Search the material for "nicht" and show all lines that contain it.

#### [The data]
········

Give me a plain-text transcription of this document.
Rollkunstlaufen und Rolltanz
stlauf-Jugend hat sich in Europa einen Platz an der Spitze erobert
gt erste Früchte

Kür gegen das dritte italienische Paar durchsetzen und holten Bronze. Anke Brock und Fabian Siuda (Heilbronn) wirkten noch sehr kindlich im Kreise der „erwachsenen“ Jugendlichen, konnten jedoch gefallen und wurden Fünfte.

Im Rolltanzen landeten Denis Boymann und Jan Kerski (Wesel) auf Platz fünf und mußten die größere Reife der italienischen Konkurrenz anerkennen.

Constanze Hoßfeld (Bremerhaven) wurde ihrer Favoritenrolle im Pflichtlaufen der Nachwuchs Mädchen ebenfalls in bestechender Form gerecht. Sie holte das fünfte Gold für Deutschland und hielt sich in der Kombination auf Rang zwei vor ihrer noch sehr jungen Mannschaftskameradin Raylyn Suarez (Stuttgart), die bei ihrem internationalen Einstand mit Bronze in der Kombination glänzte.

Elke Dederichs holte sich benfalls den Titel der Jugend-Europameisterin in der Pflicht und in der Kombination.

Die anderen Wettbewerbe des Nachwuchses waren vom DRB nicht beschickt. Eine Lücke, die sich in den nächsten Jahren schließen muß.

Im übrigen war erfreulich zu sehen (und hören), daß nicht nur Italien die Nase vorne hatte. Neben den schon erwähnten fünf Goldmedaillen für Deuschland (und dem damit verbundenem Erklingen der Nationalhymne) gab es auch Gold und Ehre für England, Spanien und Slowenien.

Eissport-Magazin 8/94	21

········

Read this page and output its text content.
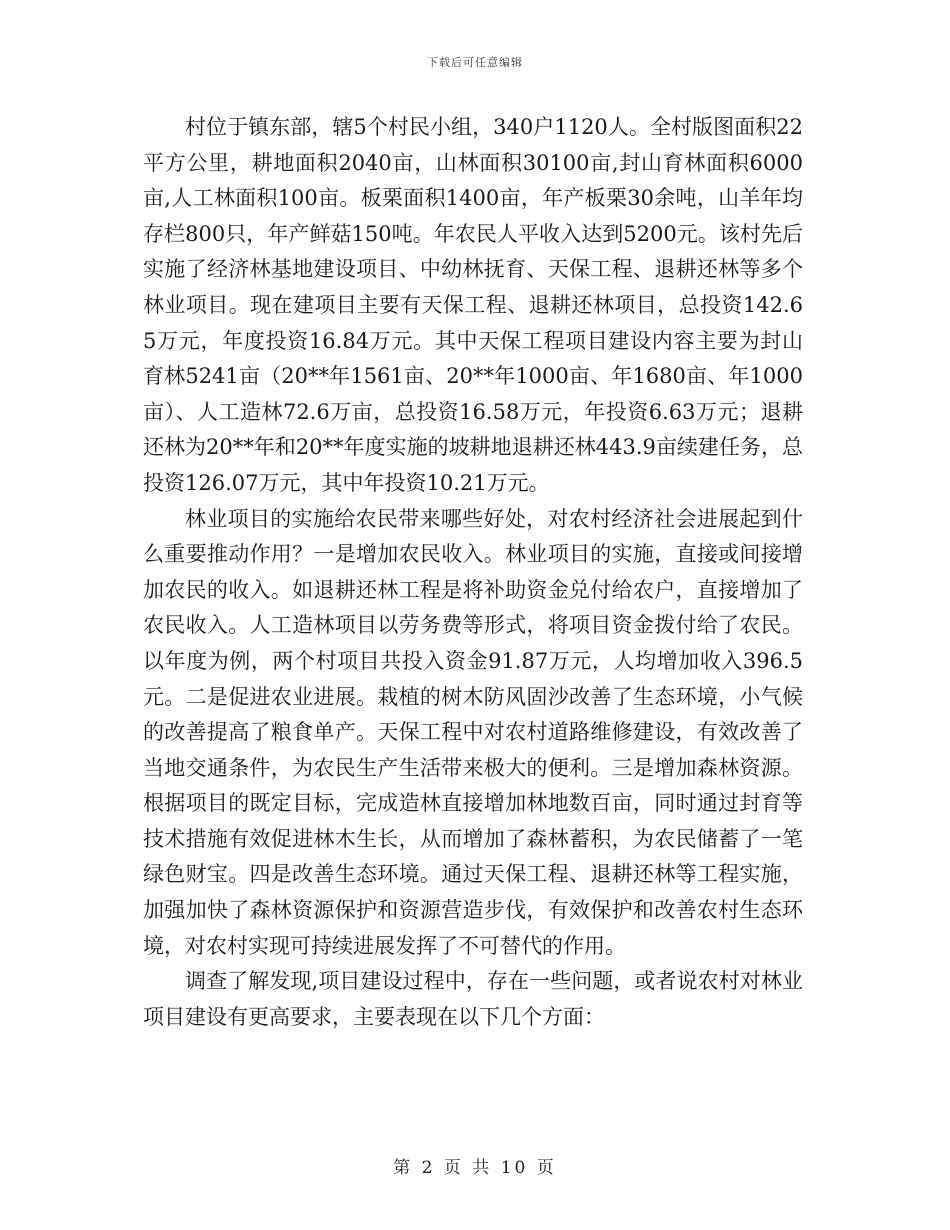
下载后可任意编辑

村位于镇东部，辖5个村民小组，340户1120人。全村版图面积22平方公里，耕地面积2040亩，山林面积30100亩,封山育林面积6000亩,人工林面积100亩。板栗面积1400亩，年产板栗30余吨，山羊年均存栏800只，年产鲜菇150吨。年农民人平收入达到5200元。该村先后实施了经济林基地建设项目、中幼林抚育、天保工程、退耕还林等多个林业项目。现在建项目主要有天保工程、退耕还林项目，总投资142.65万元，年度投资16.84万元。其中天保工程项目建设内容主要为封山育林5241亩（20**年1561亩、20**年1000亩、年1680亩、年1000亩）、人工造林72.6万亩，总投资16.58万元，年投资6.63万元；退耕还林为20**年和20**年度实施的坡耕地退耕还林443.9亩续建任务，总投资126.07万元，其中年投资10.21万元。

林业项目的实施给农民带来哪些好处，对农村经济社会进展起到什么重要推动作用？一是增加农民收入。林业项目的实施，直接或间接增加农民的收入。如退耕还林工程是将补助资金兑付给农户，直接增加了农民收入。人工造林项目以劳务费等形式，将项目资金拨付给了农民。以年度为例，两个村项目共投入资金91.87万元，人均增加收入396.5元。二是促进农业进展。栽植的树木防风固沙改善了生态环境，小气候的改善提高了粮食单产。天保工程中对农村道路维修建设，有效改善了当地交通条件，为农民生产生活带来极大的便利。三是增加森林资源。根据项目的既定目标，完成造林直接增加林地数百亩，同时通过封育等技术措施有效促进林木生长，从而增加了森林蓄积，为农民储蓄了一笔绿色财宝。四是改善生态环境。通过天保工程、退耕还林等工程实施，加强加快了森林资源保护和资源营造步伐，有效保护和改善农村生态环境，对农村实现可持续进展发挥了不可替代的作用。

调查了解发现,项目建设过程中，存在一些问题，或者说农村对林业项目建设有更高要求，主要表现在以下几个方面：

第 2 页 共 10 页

········

#### [Written answer]
Die anderen Wettbewerbe des Nachwuchses waren vom DRB nicht beschickt. Eine Lücke, die sich in den nächsten Jahren schließen muß.
Im übrigen war erfreulich zu sehen (und hören), daß nicht nur Italien die Nase vorne hatte. Neben den schon erwähnten fünf Goldmedaillen für Deuschland (und dem damit verbundenem Erklingen der Nationalhymne) gab es auch Gold und Ehre für England, Spanien und Slowenien.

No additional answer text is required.